> **REQUIREMENTS**
Output the rows as a numbered list with blank lines omitted. Cover only the rows from the start through the line that contains "hero-subtitle: 国内领先的企业级零代码应用搭建平台 —", including that line.

--- Start of STORED DATA ---

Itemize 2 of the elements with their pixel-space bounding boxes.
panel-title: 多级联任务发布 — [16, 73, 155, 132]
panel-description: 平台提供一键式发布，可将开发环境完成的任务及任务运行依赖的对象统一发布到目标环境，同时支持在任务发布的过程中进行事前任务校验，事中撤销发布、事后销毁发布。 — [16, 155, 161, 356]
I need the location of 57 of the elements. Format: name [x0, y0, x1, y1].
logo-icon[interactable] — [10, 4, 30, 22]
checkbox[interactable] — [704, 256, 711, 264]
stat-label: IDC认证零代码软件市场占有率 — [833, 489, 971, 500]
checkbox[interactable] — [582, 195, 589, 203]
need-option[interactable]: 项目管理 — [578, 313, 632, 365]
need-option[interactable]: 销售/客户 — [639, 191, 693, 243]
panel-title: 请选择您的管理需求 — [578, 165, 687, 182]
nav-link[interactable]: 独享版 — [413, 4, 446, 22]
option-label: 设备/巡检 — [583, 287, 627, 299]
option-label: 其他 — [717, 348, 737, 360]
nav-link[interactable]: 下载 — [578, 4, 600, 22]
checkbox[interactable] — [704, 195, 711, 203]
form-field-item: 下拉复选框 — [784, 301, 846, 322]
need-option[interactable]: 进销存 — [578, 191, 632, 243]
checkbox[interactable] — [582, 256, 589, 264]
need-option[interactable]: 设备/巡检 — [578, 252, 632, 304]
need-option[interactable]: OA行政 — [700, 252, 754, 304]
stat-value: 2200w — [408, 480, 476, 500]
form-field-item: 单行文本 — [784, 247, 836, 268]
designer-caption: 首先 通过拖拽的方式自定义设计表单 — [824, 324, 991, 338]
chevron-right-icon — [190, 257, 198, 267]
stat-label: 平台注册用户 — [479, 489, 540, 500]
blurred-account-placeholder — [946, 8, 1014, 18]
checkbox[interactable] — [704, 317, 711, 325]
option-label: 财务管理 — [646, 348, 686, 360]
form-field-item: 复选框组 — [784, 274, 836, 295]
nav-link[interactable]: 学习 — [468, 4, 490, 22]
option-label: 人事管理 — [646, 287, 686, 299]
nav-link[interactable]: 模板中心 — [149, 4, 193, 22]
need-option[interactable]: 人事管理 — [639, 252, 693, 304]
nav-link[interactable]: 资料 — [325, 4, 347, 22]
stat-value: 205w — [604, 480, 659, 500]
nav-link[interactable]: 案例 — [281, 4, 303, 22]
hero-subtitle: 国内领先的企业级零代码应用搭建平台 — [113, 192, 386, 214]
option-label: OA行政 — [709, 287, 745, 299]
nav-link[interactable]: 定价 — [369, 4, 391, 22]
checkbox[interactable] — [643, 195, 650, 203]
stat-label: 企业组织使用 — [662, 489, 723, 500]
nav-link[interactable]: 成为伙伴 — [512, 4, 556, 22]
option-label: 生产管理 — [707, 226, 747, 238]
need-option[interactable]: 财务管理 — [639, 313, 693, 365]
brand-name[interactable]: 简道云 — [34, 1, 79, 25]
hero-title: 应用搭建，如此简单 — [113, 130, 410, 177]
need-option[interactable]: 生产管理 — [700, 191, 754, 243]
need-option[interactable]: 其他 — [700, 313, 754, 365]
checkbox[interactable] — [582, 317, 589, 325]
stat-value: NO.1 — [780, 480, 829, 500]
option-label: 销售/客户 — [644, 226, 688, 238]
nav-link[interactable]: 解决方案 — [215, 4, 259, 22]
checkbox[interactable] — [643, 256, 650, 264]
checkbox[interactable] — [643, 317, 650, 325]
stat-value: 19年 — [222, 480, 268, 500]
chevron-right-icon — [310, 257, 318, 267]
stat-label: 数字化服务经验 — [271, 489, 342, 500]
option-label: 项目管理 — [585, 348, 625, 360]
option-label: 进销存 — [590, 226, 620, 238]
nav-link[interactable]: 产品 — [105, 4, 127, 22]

--- End of STORED DATA ---

> **SOLUTION**
1. Itemize 2 of the elements with their pixel-space bounding boxes.
2. panel-title: 多级联任务发布 — [16, 73, 155, 132]
3. panel-description: 平台提供一键式发布，可将开发环境完成的任务及任务运行依赖的对象统一发布到目标环境，同时支持在任务发布的过程中进行事前任务校验，事中撤销发布、事后销毁发布。 — [16, 155, 161, 356]
4. I need the location of 57 of the elements. Format: name [x0, y0, x1, y1].
5. logo-icon[interactable] — [10, 4, 30, 22]
6. checkbox[interactable] — [704, 256, 711, 264]
7. stat-label: IDC认证零代码软件市场占有率 — [833, 489, 971, 500]
8. checkbox[interactable] — [582, 195, 589, 203]
9. need-option[interactable]: 项目管理 — [578, 313, 632, 365]
10. need-option[interactable]: 销售/客户 — [639, 191, 693, 243]
11. panel-title: 请选择您的管理需求 — [578, 165, 687, 182]
12. nav-link[interactable]: 独享版 — [413, 4, 446, 22]
13. option-label: 设备/巡检 — [583, 287, 627, 299]
14. option-label: 其他 — [717, 348, 737, 360]
15. nav-link[interactable]: 下载 — [578, 4, 600, 22]
16. checkbox[interactable] — [704, 195, 711, 203]
17. form-field-item: 下拉复选框 — [784, 301, 846, 322]
18. need-option[interactable]: 进销存 — [578, 191, 632, 243]
19. checkbox[interactable] — [582, 256, 589, 264]
20. need-option[interactable]: 设备/巡检 — [578, 252, 632, 304]
21. need-option[interactable]: OA行政 — [700, 252, 754, 304]
22. stat-value: 2200w — [408, 480, 476, 500]
23. form-field-item: 单行文本 — [784, 247, 836, 268]
24. designer-caption: 首先 通过拖拽的方式自定义设计表单 — [824, 324, 991, 338]
25. chevron-right-icon — [190, 257, 198, 267]
26. stat-label: 平台注册用户 — [479, 489, 540, 500]
27. blurred-account-placeholder — [946, 8, 1014, 18]
28. checkbox[interactable] — [704, 317, 711, 325]
29. option-label: 财务管理 — [646, 348, 686, 360]
30. form-field-item: 复选框组 — [784, 274, 836, 295]
31. nav-link[interactable]: 学习 — [468, 4, 490, 22]
32. option-label: 人事管理 — [646, 287, 686, 299]
33. nav-link[interactable]: 模板中心 — [149, 4, 193, 22]
34. need-option[interactable]: 人事管理 — [639, 252, 693, 304]
35. nav-link[interactable]: 资料 — [325, 4, 347, 22]
36. stat-value: 205w — [604, 480, 659, 500]
37. nav-link[interactable]: 案例 — [281, 4, 303, 22]
38. hero-subtitle: 国内领先的企业级零代码应用搭建平台 — [113, 192, 386, 214]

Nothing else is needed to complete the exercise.